(Data entries)
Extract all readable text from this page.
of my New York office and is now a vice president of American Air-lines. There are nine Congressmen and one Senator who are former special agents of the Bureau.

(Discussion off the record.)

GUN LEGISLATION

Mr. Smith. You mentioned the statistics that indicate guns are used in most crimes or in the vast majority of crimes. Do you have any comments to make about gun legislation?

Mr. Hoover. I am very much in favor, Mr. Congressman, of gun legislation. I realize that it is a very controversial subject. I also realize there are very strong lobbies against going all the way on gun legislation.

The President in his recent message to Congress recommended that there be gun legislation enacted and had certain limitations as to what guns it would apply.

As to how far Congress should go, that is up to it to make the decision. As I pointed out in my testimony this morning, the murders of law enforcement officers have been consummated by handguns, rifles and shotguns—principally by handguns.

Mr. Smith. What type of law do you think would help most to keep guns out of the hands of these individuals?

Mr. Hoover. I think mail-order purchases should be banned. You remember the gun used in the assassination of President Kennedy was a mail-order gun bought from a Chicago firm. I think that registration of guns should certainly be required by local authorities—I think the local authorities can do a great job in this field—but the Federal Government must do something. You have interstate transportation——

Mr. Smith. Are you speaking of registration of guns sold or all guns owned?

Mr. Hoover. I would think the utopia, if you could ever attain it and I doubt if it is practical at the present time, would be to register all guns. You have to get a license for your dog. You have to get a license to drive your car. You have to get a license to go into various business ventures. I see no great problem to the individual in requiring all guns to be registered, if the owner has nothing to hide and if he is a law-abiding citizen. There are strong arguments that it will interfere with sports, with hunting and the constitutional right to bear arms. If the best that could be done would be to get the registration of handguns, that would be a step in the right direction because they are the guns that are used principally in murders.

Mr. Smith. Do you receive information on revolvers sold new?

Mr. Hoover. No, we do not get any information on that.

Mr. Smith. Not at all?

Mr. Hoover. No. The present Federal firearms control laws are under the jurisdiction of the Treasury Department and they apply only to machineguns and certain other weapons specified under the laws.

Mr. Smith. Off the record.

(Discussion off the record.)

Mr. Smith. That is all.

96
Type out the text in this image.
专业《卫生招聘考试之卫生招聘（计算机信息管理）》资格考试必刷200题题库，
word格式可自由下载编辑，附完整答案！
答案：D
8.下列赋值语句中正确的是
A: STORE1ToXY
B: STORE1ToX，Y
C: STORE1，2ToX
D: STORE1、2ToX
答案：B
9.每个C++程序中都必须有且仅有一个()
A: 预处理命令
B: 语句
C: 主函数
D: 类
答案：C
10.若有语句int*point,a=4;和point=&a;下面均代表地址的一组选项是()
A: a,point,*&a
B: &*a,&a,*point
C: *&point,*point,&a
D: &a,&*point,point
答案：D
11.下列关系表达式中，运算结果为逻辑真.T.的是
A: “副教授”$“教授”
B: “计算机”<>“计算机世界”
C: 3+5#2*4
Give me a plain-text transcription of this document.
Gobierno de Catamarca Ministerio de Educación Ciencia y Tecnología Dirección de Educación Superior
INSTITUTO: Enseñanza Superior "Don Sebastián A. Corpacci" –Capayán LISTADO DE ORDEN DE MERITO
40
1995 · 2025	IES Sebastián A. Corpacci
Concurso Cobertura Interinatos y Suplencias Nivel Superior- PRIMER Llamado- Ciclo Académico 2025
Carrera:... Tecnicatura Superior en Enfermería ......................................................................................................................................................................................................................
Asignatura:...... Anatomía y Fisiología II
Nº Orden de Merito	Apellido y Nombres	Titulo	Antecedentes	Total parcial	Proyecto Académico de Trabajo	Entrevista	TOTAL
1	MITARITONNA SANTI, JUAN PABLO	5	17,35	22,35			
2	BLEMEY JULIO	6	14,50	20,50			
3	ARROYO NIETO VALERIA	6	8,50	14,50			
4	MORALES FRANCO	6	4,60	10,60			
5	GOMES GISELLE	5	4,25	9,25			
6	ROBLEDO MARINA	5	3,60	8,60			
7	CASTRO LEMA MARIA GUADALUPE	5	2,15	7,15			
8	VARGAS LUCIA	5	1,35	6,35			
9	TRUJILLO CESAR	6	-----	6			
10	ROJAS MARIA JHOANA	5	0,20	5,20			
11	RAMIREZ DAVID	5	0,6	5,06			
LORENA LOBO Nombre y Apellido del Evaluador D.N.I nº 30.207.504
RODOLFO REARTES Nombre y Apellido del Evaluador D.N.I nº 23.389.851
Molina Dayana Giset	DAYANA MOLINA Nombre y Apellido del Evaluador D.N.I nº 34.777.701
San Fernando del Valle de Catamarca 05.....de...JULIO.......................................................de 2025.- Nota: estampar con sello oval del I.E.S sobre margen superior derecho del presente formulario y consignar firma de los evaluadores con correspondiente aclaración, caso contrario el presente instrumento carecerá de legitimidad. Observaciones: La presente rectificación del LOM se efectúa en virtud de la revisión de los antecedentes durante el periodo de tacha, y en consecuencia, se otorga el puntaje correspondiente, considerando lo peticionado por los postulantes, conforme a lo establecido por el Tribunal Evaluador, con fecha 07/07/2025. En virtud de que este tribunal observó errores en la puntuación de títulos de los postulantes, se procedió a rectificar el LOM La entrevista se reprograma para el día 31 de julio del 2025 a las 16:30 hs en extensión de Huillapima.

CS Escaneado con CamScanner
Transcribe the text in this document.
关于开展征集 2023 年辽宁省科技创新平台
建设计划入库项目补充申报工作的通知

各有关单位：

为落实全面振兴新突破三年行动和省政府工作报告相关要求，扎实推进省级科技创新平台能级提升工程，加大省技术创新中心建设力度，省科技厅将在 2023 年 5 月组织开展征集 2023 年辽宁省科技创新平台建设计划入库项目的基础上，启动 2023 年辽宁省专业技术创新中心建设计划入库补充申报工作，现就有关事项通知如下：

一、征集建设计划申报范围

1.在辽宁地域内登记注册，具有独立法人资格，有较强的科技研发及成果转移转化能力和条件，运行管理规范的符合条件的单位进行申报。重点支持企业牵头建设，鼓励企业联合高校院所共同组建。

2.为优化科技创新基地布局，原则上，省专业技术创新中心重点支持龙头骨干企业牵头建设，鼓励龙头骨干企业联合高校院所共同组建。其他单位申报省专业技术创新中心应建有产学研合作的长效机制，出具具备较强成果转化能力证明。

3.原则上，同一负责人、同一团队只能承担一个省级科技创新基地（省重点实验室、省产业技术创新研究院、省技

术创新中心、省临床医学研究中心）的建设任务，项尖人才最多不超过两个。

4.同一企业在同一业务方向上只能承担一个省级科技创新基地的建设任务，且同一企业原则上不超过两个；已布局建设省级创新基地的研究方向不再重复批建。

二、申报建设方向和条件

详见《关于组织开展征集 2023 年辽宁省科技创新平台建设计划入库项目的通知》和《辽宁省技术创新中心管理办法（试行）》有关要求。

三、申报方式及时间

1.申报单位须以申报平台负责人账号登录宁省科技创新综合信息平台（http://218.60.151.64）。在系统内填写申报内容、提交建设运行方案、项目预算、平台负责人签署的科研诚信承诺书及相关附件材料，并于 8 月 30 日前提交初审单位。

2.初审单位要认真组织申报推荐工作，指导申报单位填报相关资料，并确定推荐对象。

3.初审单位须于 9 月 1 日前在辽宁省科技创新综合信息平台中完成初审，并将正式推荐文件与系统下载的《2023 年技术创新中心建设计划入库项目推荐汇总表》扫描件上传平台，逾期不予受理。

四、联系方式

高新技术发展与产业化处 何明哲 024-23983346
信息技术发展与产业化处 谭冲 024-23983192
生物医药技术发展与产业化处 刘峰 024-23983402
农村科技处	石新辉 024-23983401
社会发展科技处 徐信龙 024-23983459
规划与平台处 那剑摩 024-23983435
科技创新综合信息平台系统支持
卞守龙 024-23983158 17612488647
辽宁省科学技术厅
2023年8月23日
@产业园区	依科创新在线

■ Exercise brief
Above are the records; retype every one exactly.

■ Finished task
Extract all readable text from this page.
of my New York office and is now a vice president of American Air-lines. There are nine Congressmen and one Senator who are former special agents of the Bureau.

(Discussion off the record.)

GUN LEGISLATION

Mr. Smith. You mentioned the statistics that indicate guns are used in most crimes or in the vast majority of crimes. Do you have any comments to make about gun legislation?

Mr. Hoover. I am very much in favor, Mr. Congressman, of gun legislation. I realize that it is a very controversial subject. I also realize there are very strong lobbies against going all the way on gun legislation.

The President in his recent message to Congress recommended that there be gun legislation enacted and had certain limitations as to what guns it would apply.

As to how far Congress should go, that is up to it to make the decision. As I pointed out in my testimony this morning, the murders of law enforcement officers have been consummated by handguns, rifles and shotguns—principally by handguns.

Mr. Smith. What type of law do you think would help most to keep guns out of the hands of these individuals?

Mr. Hoover. I think mail-order purchases should be banned. You remember the gun used in the assassination of President Kennedy was a mail-order gun bought from a Chicago firm. I think that registration of guns should certainly be required by local authorities—I think the local authorities can do a great job in this field—but the Federal Government must do something. You have interstate transportation——

Mr. Smith. Are you speaking of registration of guns sold or all guns owned?

Mr. Hoover. I would think the utopia, if you could ever attain it and I doubt if it is practical at the present time, would be to register all guns. You have to get a license for your dog. You have to get a license to drive your car. You have to get a license to go into various business ventures. I see no great problem to the individual in requiring all guns to be registered, if the owner has nothing to hide and if he is a law-abiding citizen. There are strong arguments that it will interfere with sports, with hunting and the constitutional right to bear arms. If the best that could be done would be to get the registration of handguns, that would be a step in the right direction because they are the guns that are used principally in murders.

Mr. Smith. Do you receive information on revolvers sold new?

Mr. Hoover. No, we do not get any information on that.

Mr. Smith. Not at all?

Mr. Hoover. No. The present Federal firearms control laws are under the jurisdiction of the Treasury Department and they apply only to machineguns and certain other weapons specified under the laws.

Mr. Smith. Off the record.

(Discussion off the record.)

Mr. Smith. That is all.

96
Type out the text in this image.
专业《卫生招聘考试之卫生招聘（计算机信息管理）》资格考试必刷200题题库，
word格式可自由下载编辑，附完整答案！
答案：D
8.下列赋值语句中正确的是
A: STORE1ToXY
B: STORE1ToX，Y
C: STORE1，2ToX
D: STORE1、2ToX
答案：B
9.每个C++程序中都必须有且仅有一个()
A: 预处理命令
B: 语句
C: 主函数
D: 类
答案：C
10.若有语句int*point,a=4;和point=&a;下面均代表地址的一组选项是()
A: a,point,*&a
B: &*a,&a,*point
C: *&point,*point,&a
D: &a,&*point,point
答案：D
11.下列关系表达式中，运算结果为逻辑真.T.的是
A: “副教授”$“教授”
B: “计算机”<>“计算机世界”
C: 3+5#2*4
Give me a plain-text transcription of this document.
Gobierno de Catamarca Ministerio de Educación Ciencia y Tecnología Dirección de Educación Superior
INSTITUTO: Enseñanza Superior "Don Sebastián A. Corpacci" –Capayán LISTADO DE ORDEN DE MERITO
40
1995 · 2025	IES Sebastián A. Corpacci
Concurso Cobertura Interinatos y Suplencias Nivel Superior- PRIMER Llamado- Ciclo Académico 2025
Carrera:... Tecnicatura Superior en Enfermería ......................................................................................................................................................................................................................
Asignatura:...... Anatomía y Fisiología II
Nº Orden de Merito	Apellido y Nombres	Titulo	Antecedentes	Total parcial	Proyecto Académico de Trabajo	Entrevista	TOTAL
1	MITARITONNA SANTI, JUAN PABLO	5	17,35	22,35			
2	BLEMEY JULIO	6	14,50	20,50			
3	ARROYO NIETO VALERIA	6	8,50	14,50			
4	MORALES FRANCO	6	4,60	10,60			
5	GOMES GISELLE	5	4,25	9,25			
6	ROBLEDO MARINA	5	3,60	8,60			
7	CASTRO LEMA MARIA GUADALUPE	5	2,15	7,15			
8	VARGAS LUCIA	5	1,35	6,35			
9	TRUJILLO CESAR	6	-----	6			
10	ROJAS MARIA JHOANA	5	0,20	5,20			
11	RAMIREZ DAVID	5	0,6	5,06			
LORENA LOBO Nombre y Apellido del Evaluador D.N.I nº 30.207.504
RODOLFO REARTES Nombre y Apellido del Evaluador D.N.I nº 23.389.851
Molina Dayana Giset	DAYANA MOLINA Nombre y Apellido del Evaluador D.N.I nº 34.777.701
San Fernando del Valle de Catamarca 05.....de...JULIO.......................................................de 2025.- Nota: estampar con sello oval del I.E.S sobre margen superior derecho del presente formulario y consignar firma de los evaluadores con correspondiente aclaración, caso contrario el presente instrumento carecerá de legitimidad. Observaciones: La presente rectificación del LOM se efectúa en virtud de la revisión de los antecedentes durante el periodo de tacha, y en consecuencia, se otorga el puntaje correspondiente, considerando lo peticionado por los postulantes, conforme a lo establecido por el Tribunal Evaluador, con fecha 07/07/2025. En virtud de que este tribunal observó errores en la puntuación de títulos de los postulantes, se procedió a rectificar el LOM La entrevista se reprograma para el día 31 de julio del 2025 a las 16:30 hs en extensión de Huillapima.

CS Escaneado con CamScanner
Transcribe the text in this document.
关于开展征集 2023 年辽宁省科技创新平台
建设计划入库项目补充申报工作的通知

各有关单位：

为落实全面振兴新突破三年行动和省政府工作报告相关要求，扎实推进省级科技创新平台能级提升工程，加大省技术创新中心建设力度，省科技厅将在 2023 年 5 月组织开展征集 2023 年辽宁省科技创新平台建设计划入库项目的基础上，启动 2023 年辽宁省专业技术创新中心建设计划入库补充申报工作，现就有关事项通知如下：

一、征集建设计划申报范围

1.在辽宁地域内登记注册，具有独立法人资格，有较强的科技研发及成果转移转化能力和条件，运行管理规范的符合条件的单位进行申报。重点支持企业牵头建设，鼓励企业联合高校院所共同组建。

2.为优化科技创新基地布局，原则上，省专业技术创新中心重点支持龙头骨干企业牵头建设，鼓励龙头骨干企业联合高校院所共同组建。其他单位申报省专业技术创新中心应建有产学研合作的长效机制，出具具备较强成果转化能力证明。

3.原则上，同一负责人、同一团队只能承担一个省级科技创新基地（省重点实验室、省产业技术创新研究院、省技

术创新中心、省临床医学研究中心）的建设任务，项尖人才最多不超过两个。

4.同一企业在同一业务方向上只能承担一个省级科技创新基地的建设任务，且同一企业原则上不超过两个；已布局建设省级创新基地的研究方向不再重复批建。

二、申报建设方向和条件

详见《关于组织开展征集 2023 年辽宁省科技创新平台建设计划入库项目的通知》和《辽宁省技术创新中心管理办法（试行）》有关要求。

三、申报方式及时间

1.申报单位须以申报平台负责人账号登录宁省科技创新综合信息平台（http://218.60.151.64）。在系统内填写申报内容、提交建设运行方案、项目预算、平台负责人签署的科研诚信承诺书及相关附件材料，并于 8 月 30 日前提交初审单位。

2.初审单位要认真组织申报推荐工作，指导申报单位填报相关资料，并确定推荐对象。

3.初审单位须于 9 月 1 日前在辽宁省科技创新综合信息平台中完成初审，并将正式推荐文件与系统下载的《2023 年技术创新中心建设计划入库项目推荐汇总表》扫描件上传平台，逾期不予受理。

四、联系方式

高新技术发展与产业化处 何明哲 024-23983346
信息技术发展与产业化处 谭冲 024-23983192
生物医药技术发展与产业化处 刘峰 024-23983402
农村科技处	石新辉 024-23983401
社会发展科技处 徐信龙 024-23983459
规划与平台处 那剑摩 024-23983435
科技创新综合信息平台系统支持
卞守龙 024-23983158 17612488647
辽宁省科学技术厅
2023年8月23日
@产业园区	依科创新在线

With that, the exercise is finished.